▸ **Direction**:
How many lines in the listing below contain the string "Lezhe"? Reply with the number alone.

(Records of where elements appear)
>> START

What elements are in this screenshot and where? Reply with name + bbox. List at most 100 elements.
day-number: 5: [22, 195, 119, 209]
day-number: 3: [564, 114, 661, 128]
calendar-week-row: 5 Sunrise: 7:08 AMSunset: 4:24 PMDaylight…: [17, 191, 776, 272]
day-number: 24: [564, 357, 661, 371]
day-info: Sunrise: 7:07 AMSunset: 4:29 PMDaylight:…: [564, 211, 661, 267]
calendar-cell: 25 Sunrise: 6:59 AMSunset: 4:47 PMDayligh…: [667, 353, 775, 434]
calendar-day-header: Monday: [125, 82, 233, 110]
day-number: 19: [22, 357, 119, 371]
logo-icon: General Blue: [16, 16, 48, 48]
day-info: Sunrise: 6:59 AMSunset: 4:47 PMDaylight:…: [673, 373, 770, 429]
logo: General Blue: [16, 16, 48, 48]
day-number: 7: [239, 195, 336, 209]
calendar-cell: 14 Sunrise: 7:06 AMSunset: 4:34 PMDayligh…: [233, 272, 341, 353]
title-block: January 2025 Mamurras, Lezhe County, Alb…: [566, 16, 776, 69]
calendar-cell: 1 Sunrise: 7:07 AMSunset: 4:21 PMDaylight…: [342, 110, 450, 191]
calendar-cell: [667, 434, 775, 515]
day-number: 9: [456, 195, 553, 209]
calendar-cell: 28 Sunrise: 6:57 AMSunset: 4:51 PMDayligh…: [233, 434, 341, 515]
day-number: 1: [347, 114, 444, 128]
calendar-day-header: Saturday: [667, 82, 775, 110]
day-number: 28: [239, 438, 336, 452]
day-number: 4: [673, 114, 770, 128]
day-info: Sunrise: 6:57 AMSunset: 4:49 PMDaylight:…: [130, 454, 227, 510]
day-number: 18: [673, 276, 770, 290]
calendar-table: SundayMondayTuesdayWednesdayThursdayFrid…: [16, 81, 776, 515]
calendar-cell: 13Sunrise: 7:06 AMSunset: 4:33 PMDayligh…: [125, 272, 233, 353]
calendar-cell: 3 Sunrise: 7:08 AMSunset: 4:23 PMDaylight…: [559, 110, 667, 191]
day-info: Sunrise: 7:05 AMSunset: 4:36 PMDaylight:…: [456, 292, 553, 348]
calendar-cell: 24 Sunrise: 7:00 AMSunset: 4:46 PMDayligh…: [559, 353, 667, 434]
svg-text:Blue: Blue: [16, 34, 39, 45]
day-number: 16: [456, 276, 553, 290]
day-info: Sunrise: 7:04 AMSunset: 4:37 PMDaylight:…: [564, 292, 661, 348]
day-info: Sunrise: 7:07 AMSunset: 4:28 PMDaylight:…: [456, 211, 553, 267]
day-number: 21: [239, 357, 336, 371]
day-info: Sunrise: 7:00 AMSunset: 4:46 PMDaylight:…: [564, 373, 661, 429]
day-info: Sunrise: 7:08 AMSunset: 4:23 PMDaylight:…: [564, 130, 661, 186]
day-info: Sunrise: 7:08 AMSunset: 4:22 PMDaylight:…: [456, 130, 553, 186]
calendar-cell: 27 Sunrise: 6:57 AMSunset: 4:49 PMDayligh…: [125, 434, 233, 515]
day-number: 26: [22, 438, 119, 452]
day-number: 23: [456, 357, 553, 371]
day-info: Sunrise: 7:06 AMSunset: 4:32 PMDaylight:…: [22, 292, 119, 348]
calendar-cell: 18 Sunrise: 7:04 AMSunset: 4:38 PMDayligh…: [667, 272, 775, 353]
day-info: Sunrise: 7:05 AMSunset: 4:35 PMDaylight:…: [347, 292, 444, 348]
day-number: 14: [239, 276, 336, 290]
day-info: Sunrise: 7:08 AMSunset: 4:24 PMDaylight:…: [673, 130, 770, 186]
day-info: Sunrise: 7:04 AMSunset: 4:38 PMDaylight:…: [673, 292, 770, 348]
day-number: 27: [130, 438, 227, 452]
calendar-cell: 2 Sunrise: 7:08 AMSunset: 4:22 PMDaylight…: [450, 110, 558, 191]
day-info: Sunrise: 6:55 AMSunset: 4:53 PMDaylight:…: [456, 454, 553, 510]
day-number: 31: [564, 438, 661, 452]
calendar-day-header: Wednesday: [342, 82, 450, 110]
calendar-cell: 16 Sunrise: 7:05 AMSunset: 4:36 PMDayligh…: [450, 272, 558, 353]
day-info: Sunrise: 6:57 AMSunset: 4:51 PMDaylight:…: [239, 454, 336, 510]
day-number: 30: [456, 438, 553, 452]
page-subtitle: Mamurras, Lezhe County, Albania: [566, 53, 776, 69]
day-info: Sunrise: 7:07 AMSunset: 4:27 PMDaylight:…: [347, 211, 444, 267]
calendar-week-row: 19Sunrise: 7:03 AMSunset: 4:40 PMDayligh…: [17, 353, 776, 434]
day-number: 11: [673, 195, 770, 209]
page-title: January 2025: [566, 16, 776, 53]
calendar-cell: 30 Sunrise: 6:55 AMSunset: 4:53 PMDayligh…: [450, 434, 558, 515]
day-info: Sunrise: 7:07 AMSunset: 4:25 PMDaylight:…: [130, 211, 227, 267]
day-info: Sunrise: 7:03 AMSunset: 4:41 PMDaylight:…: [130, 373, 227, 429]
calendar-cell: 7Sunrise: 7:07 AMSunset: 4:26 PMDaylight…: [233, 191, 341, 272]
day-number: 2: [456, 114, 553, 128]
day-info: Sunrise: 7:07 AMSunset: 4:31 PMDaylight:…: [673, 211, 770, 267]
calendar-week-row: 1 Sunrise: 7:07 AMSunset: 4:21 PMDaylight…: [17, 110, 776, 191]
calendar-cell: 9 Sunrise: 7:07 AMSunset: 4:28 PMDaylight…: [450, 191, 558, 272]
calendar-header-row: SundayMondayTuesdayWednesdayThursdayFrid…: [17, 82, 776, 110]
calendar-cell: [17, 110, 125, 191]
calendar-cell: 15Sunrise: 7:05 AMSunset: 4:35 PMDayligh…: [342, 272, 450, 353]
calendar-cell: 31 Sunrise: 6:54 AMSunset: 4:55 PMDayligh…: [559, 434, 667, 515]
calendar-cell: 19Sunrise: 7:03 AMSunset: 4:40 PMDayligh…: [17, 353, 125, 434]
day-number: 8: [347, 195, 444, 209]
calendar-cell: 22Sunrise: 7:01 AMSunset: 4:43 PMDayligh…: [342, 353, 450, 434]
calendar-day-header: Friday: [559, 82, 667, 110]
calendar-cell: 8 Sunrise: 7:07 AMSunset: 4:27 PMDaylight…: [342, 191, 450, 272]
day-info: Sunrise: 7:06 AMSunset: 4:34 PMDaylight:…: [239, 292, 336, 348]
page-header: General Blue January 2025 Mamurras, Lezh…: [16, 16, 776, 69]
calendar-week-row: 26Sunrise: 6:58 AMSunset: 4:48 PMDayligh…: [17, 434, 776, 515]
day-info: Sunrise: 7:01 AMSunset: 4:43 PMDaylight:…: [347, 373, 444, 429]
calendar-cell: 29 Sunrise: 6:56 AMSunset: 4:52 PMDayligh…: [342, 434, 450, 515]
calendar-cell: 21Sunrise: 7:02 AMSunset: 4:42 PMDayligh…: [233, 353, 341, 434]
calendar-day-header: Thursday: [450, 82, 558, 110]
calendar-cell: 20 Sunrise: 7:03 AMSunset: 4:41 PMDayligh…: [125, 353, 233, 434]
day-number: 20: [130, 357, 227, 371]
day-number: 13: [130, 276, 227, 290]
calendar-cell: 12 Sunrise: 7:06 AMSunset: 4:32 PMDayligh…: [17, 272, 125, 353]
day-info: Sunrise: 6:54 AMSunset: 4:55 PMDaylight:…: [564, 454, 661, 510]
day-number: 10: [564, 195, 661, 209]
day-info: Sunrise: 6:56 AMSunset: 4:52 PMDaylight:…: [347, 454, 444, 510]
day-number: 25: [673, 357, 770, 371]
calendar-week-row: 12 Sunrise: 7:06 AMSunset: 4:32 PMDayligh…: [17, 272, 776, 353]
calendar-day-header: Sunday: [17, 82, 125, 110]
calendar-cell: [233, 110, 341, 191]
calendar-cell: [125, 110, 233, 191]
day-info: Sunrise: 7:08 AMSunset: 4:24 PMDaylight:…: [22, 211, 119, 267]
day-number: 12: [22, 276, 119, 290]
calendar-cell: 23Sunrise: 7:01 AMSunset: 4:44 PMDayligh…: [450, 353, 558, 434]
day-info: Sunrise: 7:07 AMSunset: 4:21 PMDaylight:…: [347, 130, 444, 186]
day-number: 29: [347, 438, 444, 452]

>> END

▸ **Reply**:
2